- Data to process:
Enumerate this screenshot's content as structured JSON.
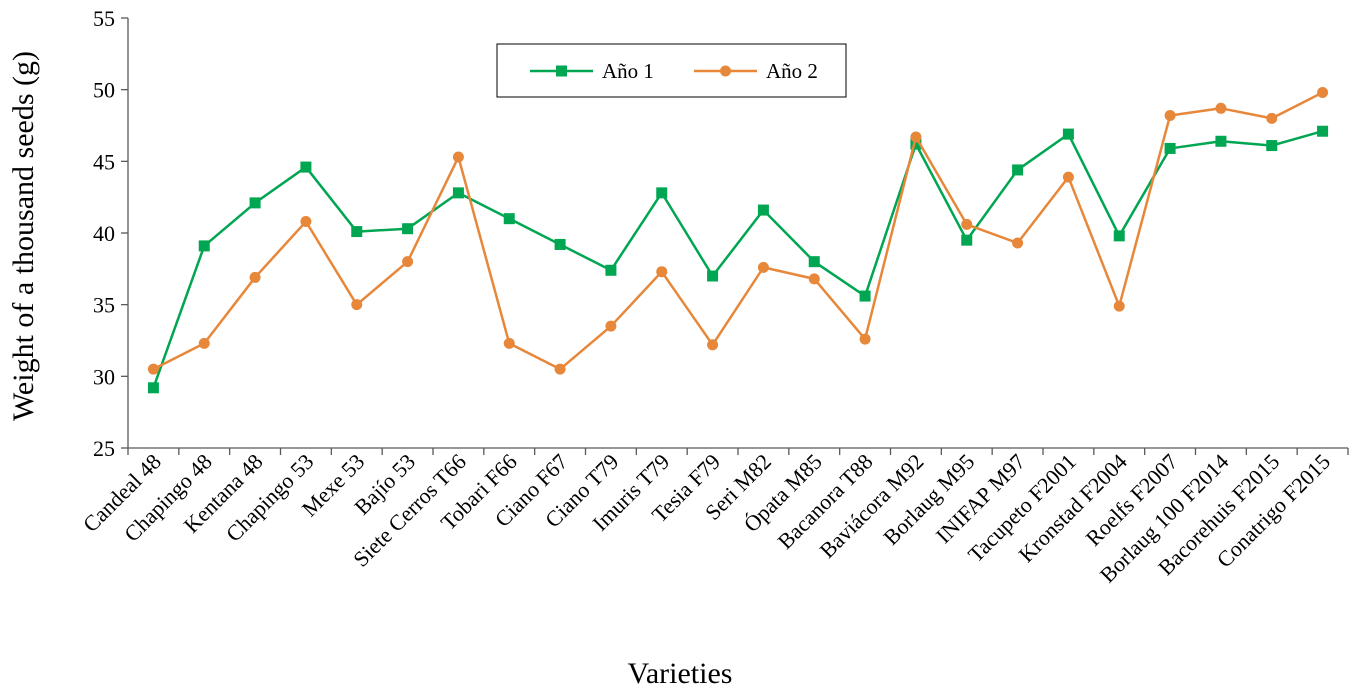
{
  "chart_data": {
    "type": "line",
    "title": "",
    "xlabel": "Varieties",
    "ylabel": "Weight of a thousand seeds (g)",
    "ylim": [
      25,
      55
    ],
    "yticks": [
      25,
      30,
      35,
      40,
      45,
      50,
      55
    ],
    "grid": false,
    "legend_position": "top-center",
    "categories": [
      "Candeal 48",
      "Chapingo 48",
      "Kentana 48",
      "Chapingo 53",
      "Mexe 53",
      "Bajío 53",
      "Siete Cerros T66",
      "Tobari F66",
      "Ciano F67",
      "Ciano T79",
      "Imuris T79",
      "Tesia F79",
      "Seri M82",
      "Ópata M85",
      "Bacanora T88",
      "Baviácora M92",
      "Borlaug M95",
      "INIFAP M97",
      "Tacupeto F2001",
      "Kronstad F2004",
      "Roelfs F2007",
      "Borlaug 100 F2014",
      "Bacorehuis F2015",
      "Conatrigo F2015"
    ],
    "series": [
      {
        "name": "Año 1",
        "color": "#00A651",
        "marker": "square",
        "values": [
          29.2,
          39.1,
          42.1,
          44.6,
          40.1,
          40.3,
          42.8,
          41.0,
          39.2,
          37.4,
          42.8,
          37.0,
          41.6,
          38.0,
          35.6,
          46.2,
          39.5,
          44.4,
          46.9,
          39.8,
          45.9,
          46.4,
          46.1,
          47.1
        ]
      },
      {
        "name": "Año 2",
        "color": "#E7873A",
        "marker": "circle",
        "values": [
          30.5,
          32.3,
          36.9,
          40.8,
          35.0,
          38.0,
          45.3,
          32.3,
          30.5,
          33.5,
          37.3,
          32.2,
          37.6,
          36.8,
          32.6,
          46.7,
          40.6,
          39.3,
          43.9,
          34.9,
          48.2,
          48.7,
          48.0,
          49.8
        ]
      }
    ]
  }
}
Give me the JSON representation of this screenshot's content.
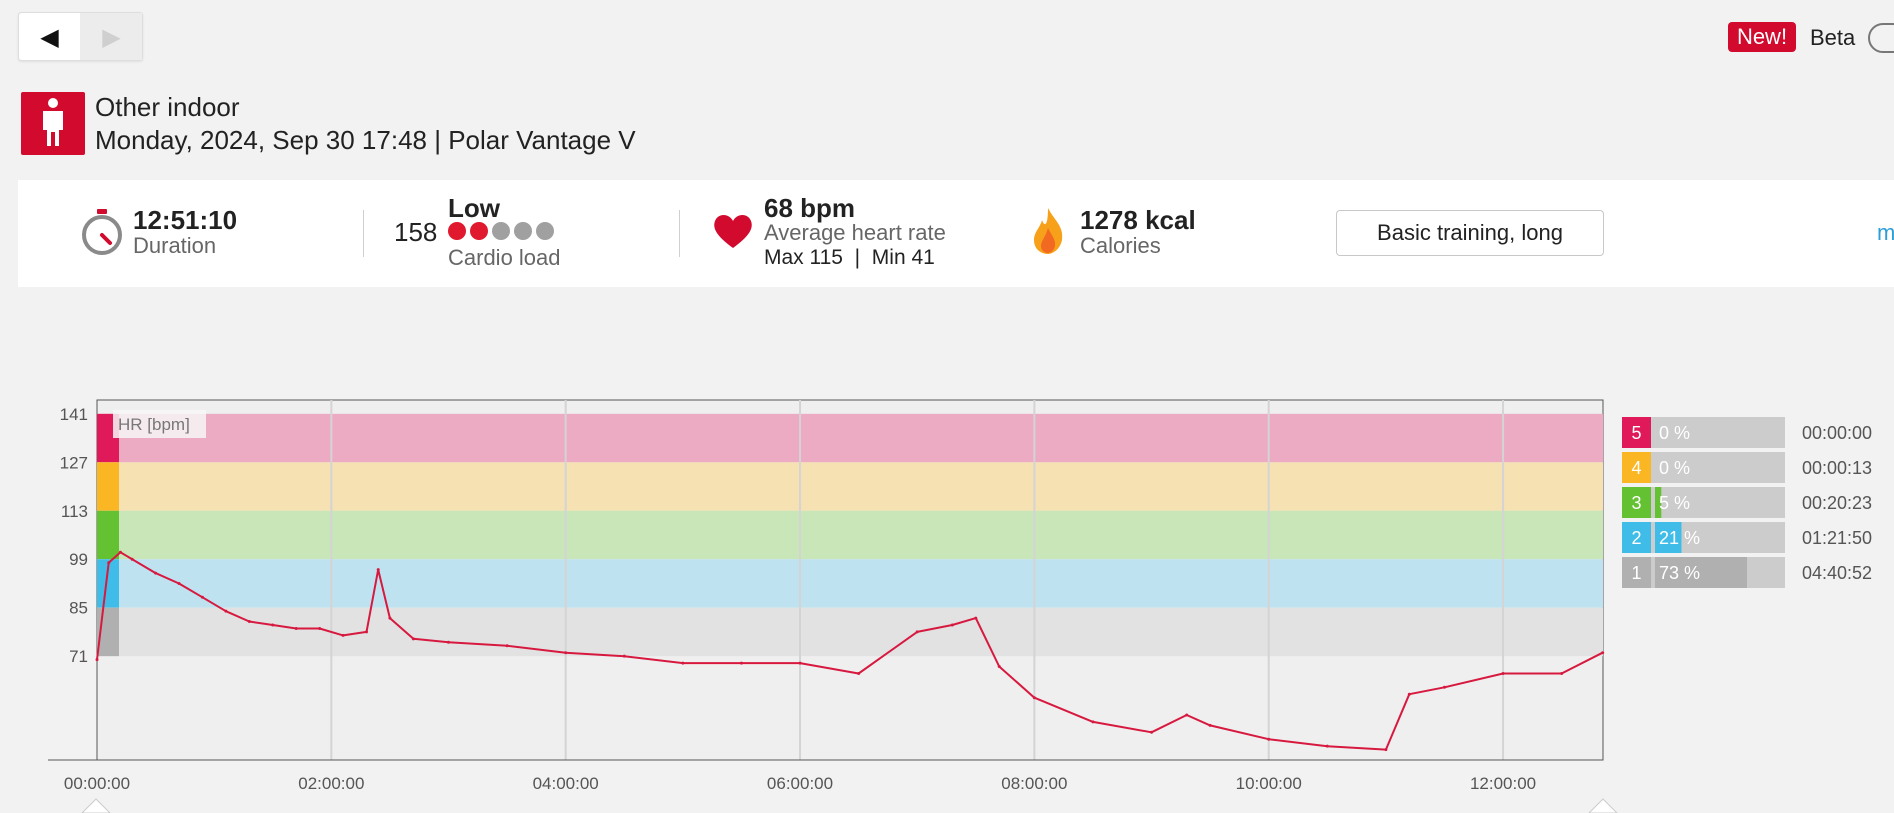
{
  "nav": {
    "back_glyph": "◀",
    "forward_glyph": "▶"
  },
  "beta": {
    "new_badge": "New!",
    "label": "Beta"
  },
  "session": {
    "sport_icon": "person-icon",
    "sport": "Other indoor",
    "datetime_device": "Monday, 2024, Sep 30 17:48 | Polar Vantage V"
  },
  "stats": {
    "duration": {
      "value": "12:51:10",
      "label": "Duration",
      "icon": "stopwatch-icon"
    },
    "cardio_load": {
      "value": "158",
      "level": "Low",
      "label": "Cardio load",
      "dots_filled": 2,
      "dots_total": 5,
      "dot_on_color": "#e0192e",
      "dot_off_color": "#a0a0a0"
    },
    "heart_rate": {
      "value": "68 bpm",
      "label": "Average heart rate",
      "max_min": "Max 115  |  Min 41",
      "icon": "heart-icon"
    },
    "calories": {
      "value": "1278 kcal",
      "label": "Calories",
      "icon": "flame-icon"
    },
    "training_benefit": "Basic training, long",
    "more_link": "m"
  },
  "colors": {
    "accent": "#d10a2e",
    "hr_line": "#d7193f"
  },
  "zones": [
    {
      "zone": "5",
      "percent_label": "0 %",
      "percent": 0,
      "time": "00:00:00",
      "color": "#e0195a",
      "band": "#ecaac3"
    },
    {
      "zone": "4",
      "percent_label": "0 %",
      "percent": 0,
      "time": "00:00:13",
      "color": "#fbb624",
      "band": "#f5e1b2"
    },
    {
      "zone": "3",
      "percent_label": "5 %",
      "percent": 5,
      "time": "00:20:23",
      "color": "#64c132",
      "band": "#c8e6b8"
    },
    {
      "zone": "2",
      "percent_label": "21 %",
      "percent": 21,
      "time": "01:21:50",
      "color": "#3fbde8",
      "band": "#bfe2f0"
    },
    {
      "zone": "1",
      "percent_label": "73 %",
      "percent": 73,
      "time": "04:40:52",
      "color": "#b0b0b0",
      "band": "#e2e2e2"
    }
  ],
  "chart_data": {
    "type": "line",
    "series_label": "HR [bpm]",
    "y_ticks": [
      "141",
      "127",
      "113",
      "99",
      "85",
      "71"
    ],
    "y_tick_values": [
      141,
      127,
      113,
      99,
      85,
      71
    ],
    "zone_bounds": [
      [
        127,
        141
      ],
      [
        113,
        127
      ],
      [
        99,
        113
      ],
      [
        85,
        99
      ],
      [
        71,
        85
      ]
    ],
    "ylim": [
      41,
      145
    ],
    "x_ticks": [
      "00:00:00",
      "02:00:00",
      "04:00:00",
      "06:00:00",
      "08:00:00",
      "10:00:00",
      "12:00:00"
    ],
    "x_tick_hours": [
      0,
      2,
      4,
      6,
      8,
      10,
      12
    ],
    "xlim_hours": [
      0,
      12.853
    ],
    "x_hours": [
      0,
      0.1,
      0.2,
      0.3,
      0.5,
      0.7,
      0.9,
      1.1,
      1.3,
      1.5,
      1.7,
      1.9,
      2.1,
      2.3,
      2.4,
      2.5,
      2.7,
      3.0,
      3.5,
      4.0,
      4.5,
      5.0,
      5.5,
      6.0,
      6.5,
      7.0,
      7.3,
      7.5,
      7.7,
      8.0,
      8.5,
      9.0,
      9.3,
      9.5,
      10.0,
      10.5,
      11.0,
      11.2,
      11.5,
      12.0,
      12.5,
      12.85
    ],
    "hr": [
      70,
      98,
      101,
      99,
      95,
      92,
      88,
      84,
      81,
      80,
      79,
      79,
      77,
      78,
      96,
      82,
      76,
      75,
      74,
      72,
      71,
      69,
      69,
      69,
      66,
      78,
      80,
      82,
      68,
      59,
      52,
      49,
      54,
      51,
      47,
      45,
      44,
      60,
      62,
      66,
      66,
      72
    ]
  }
}
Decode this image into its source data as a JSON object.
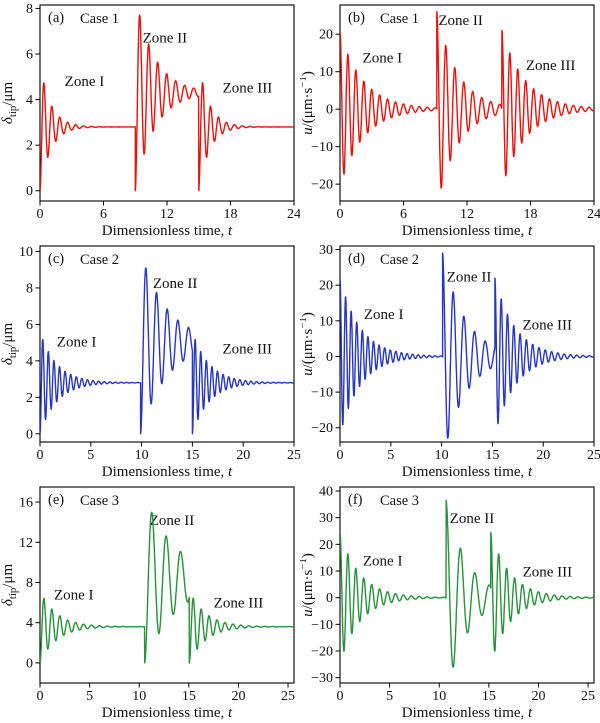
{
  "figure_title": "",
  "chart_data": [
    {
      "type": "line",
      "panel_label": "(a)",
      "case_label": "Case 1",
      "color": "#e8120d",
      "xlabel": "Dimensionless time, t",
      "xlabel_segments": [
        {
          "t": "Dimensionless time, "
        },
        {
          "t": "t",
          "italic": true
        }
      ],
      "ylabel": "δtip/μm",
      "ylabel_segments": [
        {
          "t": "δ",
          "italic": true
        },
        {
          "t": "tip",
          "sub": true
        },
        {
          "t": "/μm"
        }
      ],
      "xlim": [
        0,
        24
      ],
      "xticks": [
        0,
        6,
        12,
        18,
        24
      ],
      "ylim": [
        -0.45,
        8.15
      ],
      "yticks": [
        0,
        2,
        4,
        6,
        8
      ],
      "grid": false,
      "legend": "none",
      "annotations": [
        {
          "text": "Zone I",
          "x": 4.2,
          "y": 4.6
        },
        {
          "text": "Zone II",
          "x": 11.8,
          "y": 6.5
        },
        {
          "text": "Zone III",
          "x": 19.6,
          "y": 4.3
        }
      ],
      "series": [
        {
          "name": "tip displacement",
          "kind": "displacement",
          "zones": [
            {
              "zone": "I",
              "t_start": 0,
              "t_end": 9,
              "baseline": 2.8,
              "amplitude": 2.8,
              "decay_rate": 1.0,
              "period": 0.75,
              "start_value": 0,
              "first_peak": 4.7
            },
            {
              "zone": "II",
              "t_start": 9,
              "t_end": 15,
              "baseline": 4.3,
              "amplitude": 4.3,
              "decay_rate": 0.55,
              "period": 0.85,
              "start_value": 0,
              "first_peak": 7.7
            },
            {
              "zone": "III",
              "t_start": 15,
              "t_end": 24,
              "baseline": 2.8,
              "amplitude": 2.8,
              "decay_rate": 1.0,
              "period": 0.75,
              "start_value": 0,
              "first_peak": 4.7
            }
          ]
        }
      ]
    },
    {
      "type": "line",
      "panel_label": "(b)",
      "case_label": "Case 1",
      "color": "#e8120d",
      "xlabel": "Dimensionless time, t",
      "xlabel_segments": [
        {
          "t": "Dimensionless time, "
        },
        {
          "t": "t",
          "italic": true
        }
      ],
      "ylabel": "u/(μm·s−1)",
      "ylabel_segments": [
        {
          "t": "u",
          "italic": true
        },
        {
          "t": "/(μm·s"
        },
        {
          "t": "−1",
          "sup": true
        },
        {
          "t": ")"
        }
      ],
      "xlim": [
        0,
        24
      ],
      "xticks": [
        0,
        6,
        12,
        18,
        24
      ],
      "ylim": [
        -24.5,
        27.8
      ],
      "yticks": [
        -20,
        -10,
        0,
        10,
        20
      ],
      "grid": false,
      "legend": "none",
      "annotations": [
        {
          "text": "Zone I",
          "x": 4.0,
          "y": 12.5
        },
        {
          "text": "Zone II",
          "x": 11.4,
          "y": 22.5
        },
        {
          "text": "Zone III",
          "x": 19.9,
          "y": 10.5
        }
      ],
      "series": [
        {
          "name": "tip velocity",
          "kind": "velocity",
          "zones": [
            {
              "zone": "I",
              "t_start": 0,
              "t_end": 9.15,
              "baseline": 0,
              "amplitude": 20.5,
              "decay_rate": 0.45,
              "period": 0.75,
              "first_peak": 20.5,
              "first_valley": -17.5
            },
            {
              "zone": "II",
              "t_start": 9.15,
              "t_end": 15.3,
              "baseline": 0,
              "amplitude": 26,
              "decay_rate": 0.5,
              "period": 0.85,
              "first_peak": 26,
              "first_valley": -21
            },
            {
              "zone": "III",
              "t_start": 15.3,
              "t_end": 24,
              "baseline": 0,
              "amplitude": 21,
              "decay_rate": 0.45,
              "period": 0.75,
              "first_peak": 21,
              "first_valley": -17.5
            }
          ]
        }
      ]
    },
    {
      "type": "line",
      "panel_label": "(c)",
      "case_label": "Case 2",
      "color": "#2736c0",
      "xlabel": "Dimensionless time, t",
      "xlabel_segments": [
        {
          "t": "Dimensionless time, "
        },
        {
          "t": "t",
          "italic": true
        }
      ],
      "ylabel": "δtip/μm",
      "ylabel_segments": [
        {
          "t": "δ",
          "italic": true
        },
        {
          "t": "tip",
          "sub": true
        },
        {
          "t": "/μm"
        }
      ],
      "xlim": [
        0,
        25
      ],
      "xticks": [
        0,
        5,
        10,
        15,
        20,
        25
      ],
      "ylim": [
        -0.45,
        10.3
      ],
      "yticks": [
        0,
        2,
        4,
        6,
        8,
        10
      ],
      "grid": false,
      "legend": "none",
      "annotations": [
        {
          "text": "Zone I",
          "x": 3.6,
          "y": 4.8
        },
        {
          "text": "Zone II",
          "x": 13.3,
          "y": 8.0
        },
        {
          "text": "Zone III",
          "x": 20.4,
          "y": 4.4
        }
      ],
      "series": [
        {
          "name": "tip displacement",
          "kind": "displacement",
          "zones": [
            {
              "zone": "I",
              "t_start": 0,
              "t_end": 9.9,
              "baseline": 2.8,
              "amplitude": 2.8,
              "decay_rate": 0.6,
              "period": 0.55,
              "start_value": 0,
              "first_peak": 5.4
            },
            {
              "zone": "II",
              "t_start": 9.9,
              "t_end": 15,
              "baseline": 5.0,
              "amplitude": 5.0,
              "decay_rate": 0.38,
              "period": 1.05,
              "start_value": 0,
              "first_peak": 9.6
            },
            {
              "zone": "III",
              "t_start": 15,
              "t_end": 25,
              "baseline": 2.8,
              "amplitude": 2.8,
              "decay_rate": 0.6,
              "period": 0.55,
              "start_value": 0,
              "first_peak": 5.4
            }
          ]
        }
      ]
    },
    {
      "type": "line",
      "panel_label": "(d)",
      "case_label": "Case 2",
      "color": "#2736c0",
      "xlabel": "Dimensionless time, t",
      "xlabel_segments": [
        {
          "t": "Dimensionless time, "
        },
        {
          "t": "t",
          "italic": true
        }
      ],
      "ylabel": "u/(μm·s−1)",
      "ylabel_segments": [
        {
          "t": "u",
          "italic": true
        },
        {
          "t": "/(μm·s"
        },
        {
          "t": "−1",
          "sup": true
        },
        {
          "t": ")"
        }
      ],
      "xlim": [
        0,
        25
      ],
      "xticks": [
        0,
        5,
        10,
        15,
        20,
        25
      ],
      "ylim": [
        -24,
        31
      ],
      "yticks": [
        -20,
        -10,
        0,
        10,
        20,
        30
      ],
      "grid": false,
      "legend": "none",
      "annotations": [
        {
          "text": "Zone I",
          "x": 4.3,
          "y": 10.5
        },
        {
          "text": "Zone II",
          "x": 12.7,
          "y": 21
        },
        {
          "text": "Zone III",
          "x": 20.4,
          "y": 7.5
        }
      ],
      "series": [
        {
          "name": "tip velocity",
          "kind": "velocity",
          "zones": [
            {
              "zone": "I",
              "t_start": 0,
              "t_end": 10.1,
              "baseline": 0,
              "amplitude": 22,
              "decay_rate": 0.5,
              "period": 0.55,
              "first_peak": 22,
              "first_valley": -18.5
            },
            {
              "zone": "II",
              "t_start": 10.1,
              "t_end": 15.25,
              "baseline": 0,
              "amplitude": 29,
              "decay_rate": 0.45,
              "period": 1.05,
              "first_peak": 29,
              "first_valley": -22.5
            },
            {
              "zone": "III",
              "t_start": 15.25,
              "t_end": 25,
              "baseline": 0,
              "amplitude": 22,
              "decay_rate": 0.5,
              "period": 0.62,
              "first_peak": 22,
              "first_valley": -18.5
            }
          ]
        }
      ]
    },
    {
      "type": "line",
      "panel_label": "(e)",
      "case_label": "Case 3",
      "color": "#28913c",
      "xlabel": "Dimensionless time, t",
      "xlabel_segments": [
        {
          "t": "Dimensionless time, "
        },
        {
          "t": "t",
          "italic": true
        }
      ],
      "ylabel": "δtip/μm",
      "ylabel_segments": [
        {
          "t": "δ",
          "italic": true
        },
        {
          "t": "tip",
          "sub": true
        },
        {
          "t": "/μm"
        }
      ],
      "xlim": [
        0,
        25.6
      ],
      "xticks": [
        0,
        5,
        10,
        15,
        20,
        25
      ],
      "ylim": [
        -2,
        17.5
      ],
      "yticks": [
        0,
        4,
        8,
        12,
        16
      ],
      "grid": false,
      "legend": "none",
      "annotations": [
        {
          "text": "Zone I",
          "x": 3.4,
          "y": 6.3
        },
        {
          "text": "Zone II",
          "x": 13.3,
          "y": 13.7
        },
        {
          "text": "Zone III",
          "x": 20.0,
          "y": 5.5
        }
      ],
      "series": [
        {
          "name": "tip displacement",
          "kind": "displacement",
          "zones": [
            {
              "zone": "I",
              "t_start": 0,
              "t_end": 10.55,
              "baseline": 3.6,
              "amplitude": 3.6,
              "decay_rate": 0.6,
              "period": 0.8,
              "start_value": 0,
              "first_peak": 6.7
            },
            {
              "zone": "II",
              "t_start": 10.55,
              "t_end": 15.05,
              "baseline": 8.3,
              "amplitude": 8.3,
              "decay_rate": 0.3,
              "period": 1.45,
              "start_value": 0,
              "first_peak": 15.6
            },
            {
              "zone": "III",
              "t_start": 15.05,
              "t_end": 25.6,
              "baseline": 3.6,
              "amplitude": 3.6,
              "decay_rate": 0.6,
              "period": 0.8,
              "start_value": 0,
              "first_peak": 6.6
            }
          ]
        }
      ]
    },
    {
      "type": "line",
      "panel_label": "(f)",
      "case_label": "Case 3",
      "color": "#28913c",
      "xlabel": "Dimensionless time, t",
      "xlabel_segments": [
        {
          "t": "Dimensionless time, "
        },
        {
          "t": "t",
          "italic": true
        }
      ],
      "ylabel": "u/(μm·s−1)",
      "ylabel_segments": [
        {
          "t": "u",
          "italic": true
        },
        {
          "t": "/(μm·s"
        },
        {
          "t": "−1",
          "sup": true
        },
        {
          "t": ")"
        }
      ],
      "xlim": [
        0,
        25.6
      ],
      "xticks": [
        0,
        5,
        10,
        15,
        20,
        25
      ],
      "ylim": [
        -32,
        41.5
      ],
      "yticks": [
        -30,
        -20,
        -10,
        0,
        10,
        20,
        30,
        40
      ],
      "grid": false,
      "legend": "none",
      "annotations": [
        {
          "text": "Zone I",
          "x": 4.3,
          "y": 12
        },
        {
          "text": "Zone II",
          "x": 13.3,
          "y": 28
        },
        {
          "text": "Zone III",
          "x": 20.9,
          "y": 8
        }
      ],
      "series": [
        {
          "name": "tip velocity",
          "kind": "velocity",
          "zones": [
            {
              "zone": "I",
              "t_start": 0,
              "t_end": 10.7,
              "baseline": 0,
              "amplitude": 24.5,
              "decay_rate": 0.5,
              "period": 0.8,
              "first_peak": 24.5,
              "first_valley": -20
            },
            {
              "zone": "II",
              "t_start": 10.7,
              "t_end": 15.2,
              "baseline": 0,
              "amplitude": 36.5,
              "decay_rate": 0.47,
              "period": 1.45,
              "first_peak": 36.5,
              "first_valley": -26
            },
            {
              "zone": "III",
              "t_start": 15.2,
              "t_end": 25.6,
              "baseline": 0,
              "amplitude": 24.5,
              "decay_rate": 0.5,
              "period": 0.8,
              "first_peak": 24.5,
              "first_valley": -19.5
            }
          ]
        }
      ]
    }
  ]
}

- Problem statement:
Give only the number of lines that include the word "screenshot".

- Answer for this exercise:
2